Task prompt
Omit all pictures. Copy the rest of the material exactly.

===== Material for this task =====

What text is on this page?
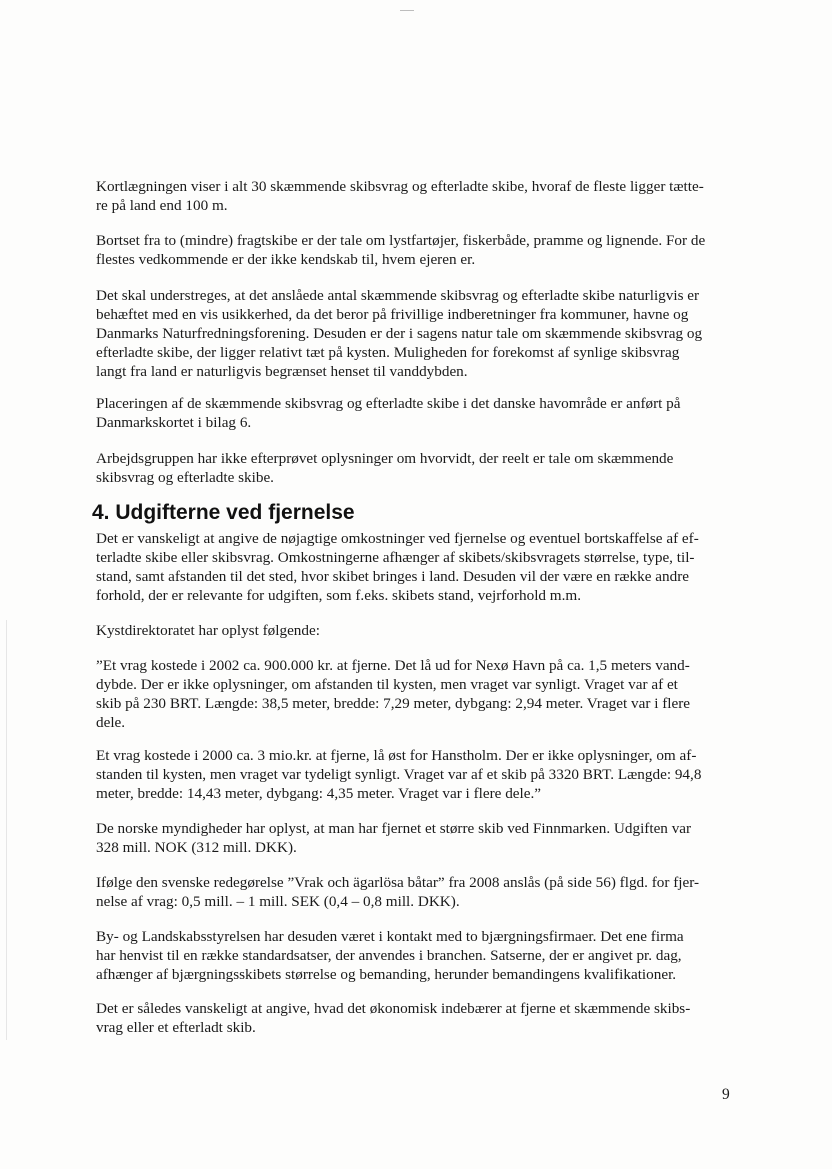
Kortlægningen viser i alt 30 skæmmende skibsvrag og efterladte skibe, hvoraf de fleste ligger tætte-
re på land end 100 m.

Bortset fra to (mindre) fragtskibe er der tale om lystfartøjer, fiskerbåde, pramme og lignende. For de
flestes vedkommende er der ikke kendskab til, hvem ejeren er.

Det skal understreges, at det anslåede antal skæmmende skibsvrag og efterladte skibe naturligvis er
behæftet med en vis usikkerhed, da det beror på frivillige indberetninger fra kommuner, havne og
Danmarks Naturfredningsforening. Desuden er der i sagens natur tale om skæmmende skibsvrag og
efterladte skibe, der ligger relativt tæt på kysten. Muligheden for forekomst af synlige skibsvrag
langt fra land er naturligvis begrænset henset til vanddybden.

Placeringen af de skæmmende skibsvrag og efterladte skibe i det danske havområde er anført på
Danmarkskortet i bilag 6.

Arbejdsgruppen har ikke efterprøvet oplysninger om hvorvidt, der reelt er tale om skæmmende
skibsvrag og efterladte skibe.

4. Udgifterne ved fjernelse

Det er vanskeligt at angive de nøjagtige omkostninger ved fjernelse og eventuel bortskaffelse af ef-
terladte skibe eller skibsvrag. Omkostningerne afhænger af skibets/skibsvragets størrelse, type, til-
stand, samt afstanden til det sted, hvor skibet bringes i land. Desuden vil der være en række andre
forhold, der er relevante for udgiften, som f.eks. skibets stand, vejrforhold m.m.

Kystdirektoratet har oplyst følgende:

”Et vrag kostede i 2002 ca. 900.000 kr. at fjerne. Det lå ud for Nexø Havn på ca. 1,5 meters vand-
dybde. Der er ikke oplysninger, om afstanden til kysten, men vraget var synligt. Vraget var af et
skib på 230 BRT. Længde: 38,5 meter, bredde: 7,29 meter, dybgang: 2,94 meter. Vraget var i flere
dele.

Et vrag kostede i 2000 ca. 3 mio.kr. at fjerne, lå øst for Hanstholm. Der er ikke oplysninger, om af-
standen til kysten, men vraget var tydeligt synligt. Vraget var af et skib på 3320 BRT. Længde: 94,8
meter, bredde: 14,43 meter, dybgang: 4,35 meter. Vraget var i flere dele.”

De norske myndigheder har oplyst, at man har fjernet et større skib ved Finnmarken. Udgiften var
328 mill. NOK (312 mill. DKK).

Ifølge den svenske redegørelse ”Vrak och ägarlösa båtar” fra 2008 anslås (på side 56) flgd. for fjer-
nelse af vrag: 0,5 mill. – 1 mill. SEK (0,4 – 0,8 mill. DKK).

By- og Landskabsstyrelsen har desuden været i kontakt med to bjærgningsfirmaer. Det ene firma
har henvist til en række standardsatser, der anvendes i branchen. Satserne, der er angivet pr. dag,
afhænger af bjærgningsskibets størrelse og bemanding, herunder bemandingens kvalifikationer.

Det er således vanskeligt at angive, hvad det økonomisk indebærer at fjerne et skæmmende skibs-
vrag eller et efterladt skib.

9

=====

Correct result
What text is on this page?
Kortlægningen viser i alt 30 skæmmende skibsvrag og efterladte skibe, hvoraf de fleste ligger tætte-
re på land end 100 m.

Bortset fra to (mindre) fragtskibe er der tale om lystfartøjer, fiskerbåde, pramme og lignende. For de
flestes vedkommende er der ikke kendskab til, hvem ejeren er.

Det skal understreges, at det anslåede antal skæmmende skibsvrag og efterladte skibe naturligvis er
behæftet med en vis usikkerhed, da det beror på frivillige indberetninger fra kommuner, havne og
Danmarks Naturfredningsforening. Desuden er der i sagens natur tale om skæmmende skibsvrag og
efterladte skibe, der ligger relativt tæt på kysten. Muligheden for forekomst af synlige skibsvrag
langt fra land er naturligvis begrænset henset til vanddybden.

Placeringen af de skæmmende skibsvrag og efterladte skibe i det danske havområde er anført på
Danmarkskortet i bilag 6.

Arbejdsgruppen har ikke efterprøvet oplysninger om hvorvidt, der reelt er tale om skæmmende
skibsvrag og efterladte skibe.

4. Udgifterne ved fjernelse

Det er vanskeligt at angive de nøjagtige omkostninger ved fjernelse og eventuel bortskaffelse af ef-
terladte skibe eller skibsvrag. Omkostningerne afhænger af skibets/skibsvragets størrelse, type, til-
stand, samt afstanden til det sted, hvor skibet bringes i land. Desuden vil der være en række andre
forhold, der er relevante for udgiften, som f.eks. skibets stand, vejrforhold m.m.

Kystdirektoratet har oplyst følgende:

”Et vrag kostede i 2002 ca. 900.000 kr. at fjerne. Det lå ud for Nexø Havn på ca. 1,5 meters vand-
dybde. Der er ikke oplysninger, om afstanden til kysten, men vraget var synligt. Vraget var af et
skib på 230 BRT. Længde: 38,5 meter, bredde: 7,29 meter, dybgang: 2,94 meter. Vraget var i flere
dele.

Et vrag kostede i 2000 ca. 3 mio.kr. at fjerne, lå øst for Hanstholm. Der er ikke oplysninger, om af-
standen til kysten, men vraget var tydeligt synligt. Vraget var af et skib på 3320 BRT. Længde: 94,8
meter, bredde: 14,43 meter, dybgang: 4,35 meter. Vraget var i flere dele.”

De norske myndigheder har oplyst, at man har fjernet et større skib ved Finnmarken. Udgiften var
328 mill. NOK (312 mill. DKK).

Ifølge den svenske redegørelse ”Vrak och ägarlösa båtar” fra 2008 anslås (på side 56) flgd. for fjer-
nelse af vrag: 0,5 mill. – 1 mill. SEK (0,4 – 0,8 mill. DKK).

By- og Landskabsstyrelsen har desuden været i kontakt med to bjærgningsfirmaer. Det ene firma
har henvist til en række standardsatser, der anvendes i branchen. Satserne, der er angivet pr. dag,
afhænger af bjærgningsskibets størrelse og bemanding, herunder bemandingens kvalifikationer.

Det er således vanskeligt at angive, hvad det økonomisk indebærer at fjerne et skæmmende skibs-
vrag eller et efterladt skib.

9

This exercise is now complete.